(GIVEN INSTRUCTION): Each entry below is to be duplicated verbatim.
---------- DATA LINES
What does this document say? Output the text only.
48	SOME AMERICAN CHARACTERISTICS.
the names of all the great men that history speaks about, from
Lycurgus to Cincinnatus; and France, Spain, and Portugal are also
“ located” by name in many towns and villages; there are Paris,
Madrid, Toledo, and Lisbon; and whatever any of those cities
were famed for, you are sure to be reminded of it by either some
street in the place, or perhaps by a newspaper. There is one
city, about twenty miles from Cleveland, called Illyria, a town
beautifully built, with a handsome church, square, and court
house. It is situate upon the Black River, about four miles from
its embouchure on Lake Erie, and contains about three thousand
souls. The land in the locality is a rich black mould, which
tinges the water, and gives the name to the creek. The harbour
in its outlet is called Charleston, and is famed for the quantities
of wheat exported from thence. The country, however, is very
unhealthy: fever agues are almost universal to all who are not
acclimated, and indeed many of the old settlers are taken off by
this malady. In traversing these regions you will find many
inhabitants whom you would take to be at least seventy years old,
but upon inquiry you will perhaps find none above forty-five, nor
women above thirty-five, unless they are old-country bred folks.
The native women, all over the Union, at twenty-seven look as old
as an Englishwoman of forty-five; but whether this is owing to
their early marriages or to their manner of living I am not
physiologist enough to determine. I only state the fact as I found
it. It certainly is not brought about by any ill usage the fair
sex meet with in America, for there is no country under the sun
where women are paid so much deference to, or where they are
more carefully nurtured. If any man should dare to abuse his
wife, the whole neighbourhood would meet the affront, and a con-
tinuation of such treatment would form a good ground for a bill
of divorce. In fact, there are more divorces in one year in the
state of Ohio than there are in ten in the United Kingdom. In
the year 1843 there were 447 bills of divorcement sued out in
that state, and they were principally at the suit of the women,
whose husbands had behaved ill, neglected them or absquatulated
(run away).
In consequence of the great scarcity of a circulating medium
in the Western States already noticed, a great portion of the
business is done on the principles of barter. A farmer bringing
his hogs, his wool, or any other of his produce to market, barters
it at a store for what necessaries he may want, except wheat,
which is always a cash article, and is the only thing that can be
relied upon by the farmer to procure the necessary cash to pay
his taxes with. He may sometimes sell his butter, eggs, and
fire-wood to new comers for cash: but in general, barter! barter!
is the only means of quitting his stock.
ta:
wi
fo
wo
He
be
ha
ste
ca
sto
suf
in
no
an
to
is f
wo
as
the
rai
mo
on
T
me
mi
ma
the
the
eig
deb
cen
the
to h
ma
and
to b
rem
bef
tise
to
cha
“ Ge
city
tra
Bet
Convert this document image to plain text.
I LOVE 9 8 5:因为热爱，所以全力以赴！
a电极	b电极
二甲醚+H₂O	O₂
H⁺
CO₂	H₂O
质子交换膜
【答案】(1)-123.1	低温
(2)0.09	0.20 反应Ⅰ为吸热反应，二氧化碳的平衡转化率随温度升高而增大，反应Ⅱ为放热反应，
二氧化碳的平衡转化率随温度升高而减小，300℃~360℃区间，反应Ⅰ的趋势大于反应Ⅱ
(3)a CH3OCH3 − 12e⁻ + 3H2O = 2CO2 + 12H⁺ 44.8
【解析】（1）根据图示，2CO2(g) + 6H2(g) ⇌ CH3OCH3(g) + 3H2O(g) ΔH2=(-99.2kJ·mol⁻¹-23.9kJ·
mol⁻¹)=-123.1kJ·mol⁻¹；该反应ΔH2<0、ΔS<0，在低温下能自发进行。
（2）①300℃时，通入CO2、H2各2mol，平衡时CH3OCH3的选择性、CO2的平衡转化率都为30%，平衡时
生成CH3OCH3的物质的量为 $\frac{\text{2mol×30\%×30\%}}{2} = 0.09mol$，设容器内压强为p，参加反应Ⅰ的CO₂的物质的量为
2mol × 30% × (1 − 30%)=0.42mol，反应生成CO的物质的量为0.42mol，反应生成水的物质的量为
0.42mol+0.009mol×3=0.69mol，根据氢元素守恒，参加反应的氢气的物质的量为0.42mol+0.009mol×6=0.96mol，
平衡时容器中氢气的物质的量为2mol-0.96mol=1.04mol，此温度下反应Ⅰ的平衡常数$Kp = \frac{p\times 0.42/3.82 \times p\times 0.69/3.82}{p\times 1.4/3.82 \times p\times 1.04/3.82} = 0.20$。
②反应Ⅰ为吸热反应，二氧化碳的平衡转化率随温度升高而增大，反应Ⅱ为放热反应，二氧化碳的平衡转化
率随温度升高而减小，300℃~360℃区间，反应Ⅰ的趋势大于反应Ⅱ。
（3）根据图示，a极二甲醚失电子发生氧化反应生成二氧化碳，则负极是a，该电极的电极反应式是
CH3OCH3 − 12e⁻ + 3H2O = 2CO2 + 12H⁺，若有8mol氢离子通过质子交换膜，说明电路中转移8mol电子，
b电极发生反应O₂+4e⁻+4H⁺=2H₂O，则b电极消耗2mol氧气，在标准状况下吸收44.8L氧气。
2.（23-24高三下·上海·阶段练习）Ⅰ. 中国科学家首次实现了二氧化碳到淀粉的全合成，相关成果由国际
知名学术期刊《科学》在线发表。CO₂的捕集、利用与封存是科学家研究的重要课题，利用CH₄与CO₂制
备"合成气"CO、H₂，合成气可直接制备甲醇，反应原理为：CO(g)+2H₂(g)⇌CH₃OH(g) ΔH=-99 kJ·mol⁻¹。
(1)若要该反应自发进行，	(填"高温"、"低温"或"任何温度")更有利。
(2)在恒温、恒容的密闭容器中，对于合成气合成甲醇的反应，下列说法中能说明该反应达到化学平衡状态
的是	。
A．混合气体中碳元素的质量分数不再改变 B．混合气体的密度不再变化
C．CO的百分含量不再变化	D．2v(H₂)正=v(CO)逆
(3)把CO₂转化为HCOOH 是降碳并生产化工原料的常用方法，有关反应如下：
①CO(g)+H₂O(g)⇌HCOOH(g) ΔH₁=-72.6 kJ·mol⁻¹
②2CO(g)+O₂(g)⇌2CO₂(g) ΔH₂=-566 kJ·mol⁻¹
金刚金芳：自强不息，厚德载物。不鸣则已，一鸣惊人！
--------------------
(TASK RESPONSE):
What does this document say? Output the text only.
48	SOME AMERICAN CHARACTERISTICS.
the names of all the great men that history speaks about, from
Lycurgus to Cincinnatus; and France, Spain, and Portugal are also
“ located” by name in many towns and villages; there are Paris,
Madrid, Toledo, and Lisbon; and whatever any of those cities
were famed for, you are sure to be reminded of it by either some
street in the place, or perhaps by a newspaper. There is one
city, about twenty miles from Cleveland, called Illyria, a town
beautifully built, with a handsome church, square, and court
house. It is situate upon the Black River, about four miles from
its embouchure on Lake Erie, and contains about three thousand
souls. The land in the locality is a rich black mould, which
tinges the water, and gives the name to the creek. The harbour
in its outlet is called Charleston, and is famed for the quantities
of wheat exported from thence. The country, however, is very
unhealthy: fever agues are almost universal to all who are not
acclimated, and indeed many of the old settlers are taken off by
this malady. In traversing these regions you will find many
inhabitants whom you would take to be at least seventy years old,
but upon inquiry you will perhaps find none above forty-five, nor
women above thirty-five, unless they are old-country bred folks.
The native women, all over the Union, at twenty-seven look as old
as an Englishwoman of forty-five; but whether this is owing to
their early marriages or to their manner of living I am not
physiologist enough to determine. I only state the fact as I found
it. It certainly is not brought about by any ill usage the fair
sex meet with in America, for there is no country under the sun
where women are paid so much deference to, or where they are
more carefully nurtured. If any man should dare to abuse his
wife, the whole neighbourhood would meet the affront, and a con-
tinuation of such treatment would form a good ground for a bill
of divorce. In fact, there are more divorces in one year in the
state of Ohio than there are in ten in the United Kingdom. In
the year 1843 there were 447 bills of divorcement sued out in
that state, and they were principally at the suit of the women,
whose husbands had behaved ill, neglected them or absquatulated
(run away).
In consequence of the great scarcity of a circulating medium
in the Western States already noticed, a great portion of the
business is done on the principles of barter. A farmer bringing
his hogs, his wool, or any other of his produce to market, barters
it at a store for what necessaries he may want, except wheat,
which is always a cash article, and is the only thing that can be
relied upon by the farmer to procure the necessary cash to pay
his taxes with. He may sometimes sell his butter, eggs, and
fire-wood to new comers for cash: but in general, barter! barter!
is the only means of quitting his stock.
ta:
wi
fo
wo
He
be
ha
ste
ca
sto
suf
in
no
an
to
is f
wo
as
the
rai
mo
on
T
me
mi
ma
the
the
eig
deb
cen
the
to h
ma
and
to b
rem
bef
tise
to
cha
“ Ge
city
tra
Bet
Convert this document image to plain text.
I LOVE 9 8 5:因为热爱，所以全力以赴！
a电极	b电极
二甲醚+H₂O	O₂
H⁺
CO₂	H₂O
质子交换膜
【答案】(1)-123.1	低温
(2)0.09	0.20 反应Ⅰ为吸热反应，二氧化碳的平衡转化率随温度升高而增大，反应Ⅱ为放热反应，
二氧化碳的平衡转化率随温度升高而减小，300℃~360℃区间，反应Ⅰ的趋势大于反应Ⅱ
(3)a CH3OCH3 − 12e⁻ + 3H2O = 2CO2 + 12H⁺ 44.8
【解析】（1）根据图示，2CO2(g) + 6H2(g) ⇌ CH3OCH3(g) + 3H2O(g) ΔH2=(-99.2kJ·mol⁻¹-23.9kJ·
mol⁻¹)=-123.1kJ·mol⁻¹；该反应ΔH2<0、ΔS<0，在低温下能自发进行。
（2）①300℃时，通入CO2、H2各2mol，平衡时CH3OCH3的选择性、CO2的平衡转化率都为30%，平衡时
生成CH3OCH3的物质的量为 $\frac{\text{2mol×30\%×30\%}}{2} = 0.09mol$，设容器内压强为p，参加反应Ⅰ的CO₂的物质的量为
2mol × 30% × (1 − 30%)=0.42mol，反应生成CO的物质的量为0.42mol，反应生成水的物质的量为
0.42mol+0.009mol×3=0.69mol，根据氢元素守恒，参加反应的氢气的物质的量为0.42mol+0.009mol×6=0.96mol，
平衡时容器中氢气的物质的量为2mol-0.96mol=1.04mol，此温度下反应Ⅰ的平衡常数$Kp = \frac{p\times 0.42/3.82 \times p\times 0.69/3.82}{p\times 1.4/3.82 \times p\times 1.04/3.82} = 0.20$。
②反应Ⅰ为吸热反应，二氧化碳的平衡转化率随温度升高而增大，反应Ⅱ为放热反应，二氧化碳的平衡转化
率随温度升高而减小，300℃~360℃区间，反应Ⅰ的趋势大于反应Ⅱ。
（3）根据图示，a极二甲醚失电子发生氧化反应生成二氧化碳，则负极是a，该电极的电极反应式是
CH3OCH3 − 12e⁻ + 3H2O = 2CO2 + 12H⁺，若有8mol氢离子通过质子交换膜，说明电路中转移8mol电子，
b电极发生反应O₂+4e⁻+4H⁺=2H₂O，则b电极消耗2mol氧气，在标准状况下吸收44.8L氧气。
2.（23-24高三下·上海·阶段练习）Ⅰ. 中国科学家首次实现了二氧化碳到淀粉的全合成，相关成果由国际
知名学术期刊《科学》在线发表。CO₂的捕集、利用与封存是科学家研究的重要课题，利用CH₄与CO₂制
备"合成气"CO、H₂，合成气可直接制备甲醇，反应原理为：CO(g)+2H₂(g)⇌CH₃OH(g) ΔH=-99 kJ·mol⁻¹。
(1)若要该反应自发进行，	(填"高温"、"低温"或"任何温度")更有利。
(2)在恒温、恒容的密闭容器中，对于合成气合成甲醇的反应，下列说法中能说明该反应达到化学平衡状态
的是	。
A．混合气体中碳元素的质量分数不再改变 B．混合气体的密度不再变化
C．CO的百分含量不再变化	D．2v(H₂)正=v(CO)逆
(3)把CO₂转化为HCOOH 是降碳并生产化工原料的常用方法，有关反应如下：
①CO(g)+H₂O(g)⇌HCOOH(g) ΔH₁=-72.6 kJ·mol⁻¹
②2CO(g)+O₂(g)⇌2CO₂(g) ΔH₂=-566 kJ·mol⁻¹
金刚金芳：自强不息，厚德载物。不鸣则已，一鸣惊人！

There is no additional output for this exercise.